Problem to work on => Pull out every line from the listing that has the word "second".

[Extracted data entries]
§
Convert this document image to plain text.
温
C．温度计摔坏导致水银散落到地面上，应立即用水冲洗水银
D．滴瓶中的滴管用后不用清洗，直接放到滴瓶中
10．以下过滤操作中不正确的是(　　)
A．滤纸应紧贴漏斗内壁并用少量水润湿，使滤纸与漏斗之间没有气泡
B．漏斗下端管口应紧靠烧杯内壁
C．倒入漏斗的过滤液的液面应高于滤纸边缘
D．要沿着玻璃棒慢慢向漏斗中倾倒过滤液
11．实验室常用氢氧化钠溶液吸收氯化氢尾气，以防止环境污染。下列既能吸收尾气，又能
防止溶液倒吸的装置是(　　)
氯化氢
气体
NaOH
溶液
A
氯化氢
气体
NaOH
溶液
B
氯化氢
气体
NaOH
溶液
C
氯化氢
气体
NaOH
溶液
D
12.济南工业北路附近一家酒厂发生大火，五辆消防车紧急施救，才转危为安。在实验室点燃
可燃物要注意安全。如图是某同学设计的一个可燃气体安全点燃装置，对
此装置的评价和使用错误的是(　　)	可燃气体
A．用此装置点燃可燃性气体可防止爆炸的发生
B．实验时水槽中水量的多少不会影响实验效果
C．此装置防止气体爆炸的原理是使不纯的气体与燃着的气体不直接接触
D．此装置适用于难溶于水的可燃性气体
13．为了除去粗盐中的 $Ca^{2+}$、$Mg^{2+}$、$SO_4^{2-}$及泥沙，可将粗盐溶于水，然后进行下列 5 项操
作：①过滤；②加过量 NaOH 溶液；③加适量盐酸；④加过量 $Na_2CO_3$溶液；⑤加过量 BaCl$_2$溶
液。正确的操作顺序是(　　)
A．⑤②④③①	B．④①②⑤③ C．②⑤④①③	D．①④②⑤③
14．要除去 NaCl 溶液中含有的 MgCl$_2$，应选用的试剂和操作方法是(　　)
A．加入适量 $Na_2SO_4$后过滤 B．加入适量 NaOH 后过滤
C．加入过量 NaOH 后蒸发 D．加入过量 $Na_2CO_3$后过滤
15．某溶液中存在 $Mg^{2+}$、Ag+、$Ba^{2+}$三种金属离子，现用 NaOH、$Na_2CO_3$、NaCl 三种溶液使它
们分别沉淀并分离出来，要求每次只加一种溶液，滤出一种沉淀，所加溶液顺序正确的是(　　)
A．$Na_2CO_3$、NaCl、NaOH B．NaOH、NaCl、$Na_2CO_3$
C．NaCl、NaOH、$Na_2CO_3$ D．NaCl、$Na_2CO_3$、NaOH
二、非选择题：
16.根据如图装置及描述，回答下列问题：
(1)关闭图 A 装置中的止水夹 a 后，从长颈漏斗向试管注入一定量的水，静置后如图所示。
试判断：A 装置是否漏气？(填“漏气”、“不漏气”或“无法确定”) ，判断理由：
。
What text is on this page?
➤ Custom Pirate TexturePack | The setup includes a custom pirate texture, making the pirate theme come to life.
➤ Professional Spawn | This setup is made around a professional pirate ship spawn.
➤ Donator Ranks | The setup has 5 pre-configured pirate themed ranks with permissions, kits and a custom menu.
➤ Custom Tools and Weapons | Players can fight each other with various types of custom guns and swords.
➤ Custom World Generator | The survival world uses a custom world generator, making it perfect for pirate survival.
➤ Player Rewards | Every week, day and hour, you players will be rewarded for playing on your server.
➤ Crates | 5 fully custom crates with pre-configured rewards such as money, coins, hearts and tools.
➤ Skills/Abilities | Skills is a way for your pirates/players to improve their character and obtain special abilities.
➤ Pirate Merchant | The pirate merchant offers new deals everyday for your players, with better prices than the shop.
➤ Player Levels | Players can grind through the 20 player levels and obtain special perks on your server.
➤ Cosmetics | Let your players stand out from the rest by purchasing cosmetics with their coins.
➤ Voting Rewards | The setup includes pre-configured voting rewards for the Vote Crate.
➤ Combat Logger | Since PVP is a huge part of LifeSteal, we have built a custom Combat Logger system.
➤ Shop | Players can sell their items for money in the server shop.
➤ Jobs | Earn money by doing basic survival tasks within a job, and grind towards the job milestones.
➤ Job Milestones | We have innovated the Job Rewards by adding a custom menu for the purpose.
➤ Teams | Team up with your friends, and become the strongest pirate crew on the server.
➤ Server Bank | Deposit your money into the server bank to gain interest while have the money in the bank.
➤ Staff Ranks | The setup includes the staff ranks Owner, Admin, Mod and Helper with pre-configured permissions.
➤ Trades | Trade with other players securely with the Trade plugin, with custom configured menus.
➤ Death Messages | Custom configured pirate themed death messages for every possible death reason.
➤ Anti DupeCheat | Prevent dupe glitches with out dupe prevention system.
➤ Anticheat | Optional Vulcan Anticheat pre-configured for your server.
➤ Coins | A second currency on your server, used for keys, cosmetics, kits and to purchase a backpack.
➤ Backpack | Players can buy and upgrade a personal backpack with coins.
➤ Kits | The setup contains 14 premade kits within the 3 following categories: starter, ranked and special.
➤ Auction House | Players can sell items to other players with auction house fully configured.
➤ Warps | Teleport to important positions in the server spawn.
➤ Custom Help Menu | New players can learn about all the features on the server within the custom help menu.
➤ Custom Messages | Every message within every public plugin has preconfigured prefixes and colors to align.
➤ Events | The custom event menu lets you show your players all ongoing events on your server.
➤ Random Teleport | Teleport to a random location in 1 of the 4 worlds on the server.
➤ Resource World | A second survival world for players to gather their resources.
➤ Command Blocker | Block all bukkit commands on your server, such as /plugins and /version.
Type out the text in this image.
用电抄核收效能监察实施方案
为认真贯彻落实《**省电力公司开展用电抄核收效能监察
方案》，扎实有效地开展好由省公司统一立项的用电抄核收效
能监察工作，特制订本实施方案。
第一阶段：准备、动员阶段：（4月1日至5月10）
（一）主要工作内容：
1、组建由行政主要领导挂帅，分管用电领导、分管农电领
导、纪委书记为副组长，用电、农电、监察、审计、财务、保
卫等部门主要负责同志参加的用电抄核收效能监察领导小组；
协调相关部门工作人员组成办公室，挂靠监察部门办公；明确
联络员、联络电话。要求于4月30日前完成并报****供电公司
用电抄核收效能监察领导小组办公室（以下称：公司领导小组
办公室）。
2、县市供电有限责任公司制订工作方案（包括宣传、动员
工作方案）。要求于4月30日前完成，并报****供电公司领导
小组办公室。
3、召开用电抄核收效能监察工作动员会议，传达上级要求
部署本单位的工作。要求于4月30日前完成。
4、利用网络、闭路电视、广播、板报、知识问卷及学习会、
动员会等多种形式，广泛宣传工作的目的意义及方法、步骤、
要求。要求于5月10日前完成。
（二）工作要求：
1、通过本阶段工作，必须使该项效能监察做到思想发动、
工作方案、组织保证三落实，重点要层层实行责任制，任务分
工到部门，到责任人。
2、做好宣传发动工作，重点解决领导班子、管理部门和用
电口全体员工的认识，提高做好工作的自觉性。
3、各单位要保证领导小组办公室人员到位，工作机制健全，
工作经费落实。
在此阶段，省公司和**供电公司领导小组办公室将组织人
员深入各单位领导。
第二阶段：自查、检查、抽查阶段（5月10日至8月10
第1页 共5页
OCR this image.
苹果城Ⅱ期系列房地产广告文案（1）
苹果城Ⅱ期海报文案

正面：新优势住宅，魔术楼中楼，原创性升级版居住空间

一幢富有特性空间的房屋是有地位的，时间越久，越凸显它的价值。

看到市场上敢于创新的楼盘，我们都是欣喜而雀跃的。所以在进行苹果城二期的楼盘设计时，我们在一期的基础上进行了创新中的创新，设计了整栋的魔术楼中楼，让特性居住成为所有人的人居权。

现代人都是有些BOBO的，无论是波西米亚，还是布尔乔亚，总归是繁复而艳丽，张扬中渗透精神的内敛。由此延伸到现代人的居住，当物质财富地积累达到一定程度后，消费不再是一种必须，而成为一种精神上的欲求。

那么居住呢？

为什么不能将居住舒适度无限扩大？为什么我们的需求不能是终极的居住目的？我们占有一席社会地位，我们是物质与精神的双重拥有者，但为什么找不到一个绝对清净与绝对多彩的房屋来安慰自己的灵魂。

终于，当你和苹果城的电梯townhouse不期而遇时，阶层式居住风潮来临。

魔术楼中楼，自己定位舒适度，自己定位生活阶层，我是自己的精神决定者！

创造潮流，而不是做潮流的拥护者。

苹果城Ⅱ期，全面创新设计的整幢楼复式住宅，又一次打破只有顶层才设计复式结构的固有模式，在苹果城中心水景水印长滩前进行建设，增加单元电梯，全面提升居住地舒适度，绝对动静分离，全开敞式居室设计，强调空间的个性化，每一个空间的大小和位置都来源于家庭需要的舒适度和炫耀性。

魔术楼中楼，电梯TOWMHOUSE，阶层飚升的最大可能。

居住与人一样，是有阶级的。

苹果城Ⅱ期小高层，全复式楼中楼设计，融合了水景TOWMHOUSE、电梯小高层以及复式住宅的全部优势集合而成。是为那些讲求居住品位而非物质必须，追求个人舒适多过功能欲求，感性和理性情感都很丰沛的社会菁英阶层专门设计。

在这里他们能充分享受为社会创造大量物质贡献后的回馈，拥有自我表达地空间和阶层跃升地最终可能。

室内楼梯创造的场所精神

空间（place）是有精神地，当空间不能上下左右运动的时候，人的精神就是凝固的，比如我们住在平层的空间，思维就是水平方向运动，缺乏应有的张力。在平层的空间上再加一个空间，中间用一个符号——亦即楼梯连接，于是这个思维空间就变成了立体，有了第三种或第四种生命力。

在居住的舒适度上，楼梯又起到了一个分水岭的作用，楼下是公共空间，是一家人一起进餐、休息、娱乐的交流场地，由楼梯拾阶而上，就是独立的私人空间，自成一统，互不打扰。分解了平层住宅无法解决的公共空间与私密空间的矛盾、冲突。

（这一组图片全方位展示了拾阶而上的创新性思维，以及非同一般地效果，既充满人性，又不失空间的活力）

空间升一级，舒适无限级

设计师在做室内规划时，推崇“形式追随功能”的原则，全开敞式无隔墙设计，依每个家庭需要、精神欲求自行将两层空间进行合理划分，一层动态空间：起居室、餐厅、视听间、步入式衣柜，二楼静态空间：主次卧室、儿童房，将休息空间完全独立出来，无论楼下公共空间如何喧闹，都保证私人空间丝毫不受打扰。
§
Written response =>
➤ Coins | A second currency on your server, used for keys, cosmetics, kits and to purchase a backpack.
➤ Resource World | A second survival world for players to gather their resources.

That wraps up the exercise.